Stated problem: Copy out each line below that has the word "ylabel" in it.

(Figure contents as structured data)
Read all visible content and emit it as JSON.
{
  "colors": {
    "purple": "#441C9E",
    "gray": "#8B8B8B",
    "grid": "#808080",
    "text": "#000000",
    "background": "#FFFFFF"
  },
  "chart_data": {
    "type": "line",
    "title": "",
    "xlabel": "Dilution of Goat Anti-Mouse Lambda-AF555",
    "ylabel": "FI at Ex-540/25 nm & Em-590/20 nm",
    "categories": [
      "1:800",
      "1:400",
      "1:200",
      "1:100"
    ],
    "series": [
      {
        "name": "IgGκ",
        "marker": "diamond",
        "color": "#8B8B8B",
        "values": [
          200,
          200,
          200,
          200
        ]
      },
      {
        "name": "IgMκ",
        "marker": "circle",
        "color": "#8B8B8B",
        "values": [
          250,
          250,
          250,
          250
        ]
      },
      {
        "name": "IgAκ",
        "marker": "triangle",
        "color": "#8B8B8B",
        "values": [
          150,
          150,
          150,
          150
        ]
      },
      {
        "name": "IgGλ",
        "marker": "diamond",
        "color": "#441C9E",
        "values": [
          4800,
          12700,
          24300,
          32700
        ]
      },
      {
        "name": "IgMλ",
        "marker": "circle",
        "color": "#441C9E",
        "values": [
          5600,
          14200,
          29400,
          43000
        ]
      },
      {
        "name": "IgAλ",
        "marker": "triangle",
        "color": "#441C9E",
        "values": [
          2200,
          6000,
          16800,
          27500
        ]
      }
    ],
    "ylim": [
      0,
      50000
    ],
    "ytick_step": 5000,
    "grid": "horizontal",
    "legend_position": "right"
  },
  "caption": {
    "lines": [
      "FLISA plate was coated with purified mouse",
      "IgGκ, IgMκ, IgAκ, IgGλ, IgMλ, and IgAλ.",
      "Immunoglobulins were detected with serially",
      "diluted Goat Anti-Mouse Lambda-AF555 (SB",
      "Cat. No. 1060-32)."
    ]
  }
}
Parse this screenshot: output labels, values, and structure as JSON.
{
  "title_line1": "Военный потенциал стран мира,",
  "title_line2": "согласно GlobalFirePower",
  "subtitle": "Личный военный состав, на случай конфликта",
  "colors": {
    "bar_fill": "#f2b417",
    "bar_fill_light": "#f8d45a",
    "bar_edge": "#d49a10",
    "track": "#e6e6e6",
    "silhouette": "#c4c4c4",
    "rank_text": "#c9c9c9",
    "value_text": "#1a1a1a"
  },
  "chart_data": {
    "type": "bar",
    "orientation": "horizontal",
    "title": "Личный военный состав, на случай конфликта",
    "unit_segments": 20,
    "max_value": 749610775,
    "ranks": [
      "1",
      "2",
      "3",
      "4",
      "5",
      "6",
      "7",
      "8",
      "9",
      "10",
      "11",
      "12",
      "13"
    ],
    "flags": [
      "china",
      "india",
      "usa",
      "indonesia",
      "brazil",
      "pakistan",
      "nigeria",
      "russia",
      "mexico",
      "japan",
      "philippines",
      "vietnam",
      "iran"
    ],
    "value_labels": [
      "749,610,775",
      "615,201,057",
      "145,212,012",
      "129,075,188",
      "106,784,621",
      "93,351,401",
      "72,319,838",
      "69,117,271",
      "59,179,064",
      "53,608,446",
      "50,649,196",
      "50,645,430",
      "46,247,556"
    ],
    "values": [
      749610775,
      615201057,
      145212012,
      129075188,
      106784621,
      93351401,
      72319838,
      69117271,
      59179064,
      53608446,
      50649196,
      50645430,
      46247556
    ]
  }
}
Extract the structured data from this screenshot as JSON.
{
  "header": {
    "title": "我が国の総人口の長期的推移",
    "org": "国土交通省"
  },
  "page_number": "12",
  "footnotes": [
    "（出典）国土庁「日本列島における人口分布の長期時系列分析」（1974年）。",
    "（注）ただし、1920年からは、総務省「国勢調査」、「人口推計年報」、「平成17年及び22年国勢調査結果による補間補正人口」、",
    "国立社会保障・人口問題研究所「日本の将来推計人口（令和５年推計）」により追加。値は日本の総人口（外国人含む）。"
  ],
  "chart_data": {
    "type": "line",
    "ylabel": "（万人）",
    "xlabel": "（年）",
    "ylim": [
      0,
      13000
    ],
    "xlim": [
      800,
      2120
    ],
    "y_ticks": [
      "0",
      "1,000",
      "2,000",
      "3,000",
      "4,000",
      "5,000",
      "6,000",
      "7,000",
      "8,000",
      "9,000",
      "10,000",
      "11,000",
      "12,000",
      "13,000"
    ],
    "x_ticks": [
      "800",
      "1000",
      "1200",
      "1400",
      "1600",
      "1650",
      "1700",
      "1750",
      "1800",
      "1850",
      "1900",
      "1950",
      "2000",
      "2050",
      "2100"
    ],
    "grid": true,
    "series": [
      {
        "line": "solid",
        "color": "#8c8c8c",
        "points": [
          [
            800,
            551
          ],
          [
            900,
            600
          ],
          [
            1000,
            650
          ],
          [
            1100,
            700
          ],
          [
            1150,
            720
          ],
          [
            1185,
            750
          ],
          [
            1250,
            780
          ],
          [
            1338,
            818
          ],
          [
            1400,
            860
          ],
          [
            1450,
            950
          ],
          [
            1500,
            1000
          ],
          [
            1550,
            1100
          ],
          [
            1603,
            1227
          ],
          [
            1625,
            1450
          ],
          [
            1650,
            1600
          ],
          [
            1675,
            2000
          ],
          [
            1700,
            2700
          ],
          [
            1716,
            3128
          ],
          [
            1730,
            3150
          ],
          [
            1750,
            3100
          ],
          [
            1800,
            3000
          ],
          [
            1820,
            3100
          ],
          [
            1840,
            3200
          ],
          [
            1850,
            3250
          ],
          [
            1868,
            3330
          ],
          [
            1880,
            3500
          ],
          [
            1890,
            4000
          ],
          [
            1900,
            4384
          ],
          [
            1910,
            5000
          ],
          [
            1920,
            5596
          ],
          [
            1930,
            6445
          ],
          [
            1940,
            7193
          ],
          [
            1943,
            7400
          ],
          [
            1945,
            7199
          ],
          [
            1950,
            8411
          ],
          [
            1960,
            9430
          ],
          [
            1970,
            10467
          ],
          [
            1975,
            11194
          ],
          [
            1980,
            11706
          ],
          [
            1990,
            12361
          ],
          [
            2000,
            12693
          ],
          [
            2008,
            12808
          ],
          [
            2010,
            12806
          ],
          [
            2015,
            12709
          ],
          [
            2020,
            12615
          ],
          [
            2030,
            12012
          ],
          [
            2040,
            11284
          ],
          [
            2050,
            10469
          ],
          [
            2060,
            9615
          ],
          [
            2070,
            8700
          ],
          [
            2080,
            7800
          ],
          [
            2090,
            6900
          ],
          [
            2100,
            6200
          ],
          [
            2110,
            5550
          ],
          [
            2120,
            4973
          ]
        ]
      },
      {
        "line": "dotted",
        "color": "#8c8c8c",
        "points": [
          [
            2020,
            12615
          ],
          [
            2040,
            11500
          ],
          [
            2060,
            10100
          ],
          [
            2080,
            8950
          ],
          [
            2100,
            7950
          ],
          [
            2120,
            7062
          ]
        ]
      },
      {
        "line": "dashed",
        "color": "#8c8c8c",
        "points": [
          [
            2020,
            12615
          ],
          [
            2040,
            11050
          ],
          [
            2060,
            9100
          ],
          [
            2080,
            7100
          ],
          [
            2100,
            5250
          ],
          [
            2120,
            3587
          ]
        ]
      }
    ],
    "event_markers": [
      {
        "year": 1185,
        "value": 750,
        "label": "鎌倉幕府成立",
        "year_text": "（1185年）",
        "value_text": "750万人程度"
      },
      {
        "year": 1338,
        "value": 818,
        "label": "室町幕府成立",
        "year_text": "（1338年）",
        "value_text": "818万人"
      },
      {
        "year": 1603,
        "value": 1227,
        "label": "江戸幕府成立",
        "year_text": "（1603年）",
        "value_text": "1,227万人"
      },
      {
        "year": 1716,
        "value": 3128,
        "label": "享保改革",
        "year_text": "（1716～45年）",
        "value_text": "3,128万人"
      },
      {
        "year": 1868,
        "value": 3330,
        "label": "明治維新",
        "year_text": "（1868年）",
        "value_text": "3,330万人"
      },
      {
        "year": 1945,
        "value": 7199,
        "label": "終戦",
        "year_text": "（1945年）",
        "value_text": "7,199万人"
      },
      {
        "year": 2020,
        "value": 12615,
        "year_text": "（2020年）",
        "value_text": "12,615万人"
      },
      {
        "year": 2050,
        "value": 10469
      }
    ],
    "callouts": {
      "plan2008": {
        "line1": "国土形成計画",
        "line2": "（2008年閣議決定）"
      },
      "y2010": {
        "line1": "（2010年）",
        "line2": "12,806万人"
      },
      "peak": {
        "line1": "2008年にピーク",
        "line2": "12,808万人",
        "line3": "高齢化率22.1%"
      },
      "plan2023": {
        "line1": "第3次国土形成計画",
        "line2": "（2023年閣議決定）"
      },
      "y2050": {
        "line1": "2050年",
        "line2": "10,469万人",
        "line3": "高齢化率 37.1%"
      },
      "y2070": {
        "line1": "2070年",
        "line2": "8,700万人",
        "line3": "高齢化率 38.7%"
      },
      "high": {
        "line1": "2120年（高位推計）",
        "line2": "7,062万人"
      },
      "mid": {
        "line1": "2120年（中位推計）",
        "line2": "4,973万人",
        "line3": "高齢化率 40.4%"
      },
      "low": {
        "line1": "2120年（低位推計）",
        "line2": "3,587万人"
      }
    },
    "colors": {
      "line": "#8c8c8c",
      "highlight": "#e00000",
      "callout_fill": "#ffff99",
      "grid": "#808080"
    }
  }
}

Task result:
    "ylabel": "FI at Ex-540/25 nm & Em-590/20 nm",
    "ylabel": "（万人）",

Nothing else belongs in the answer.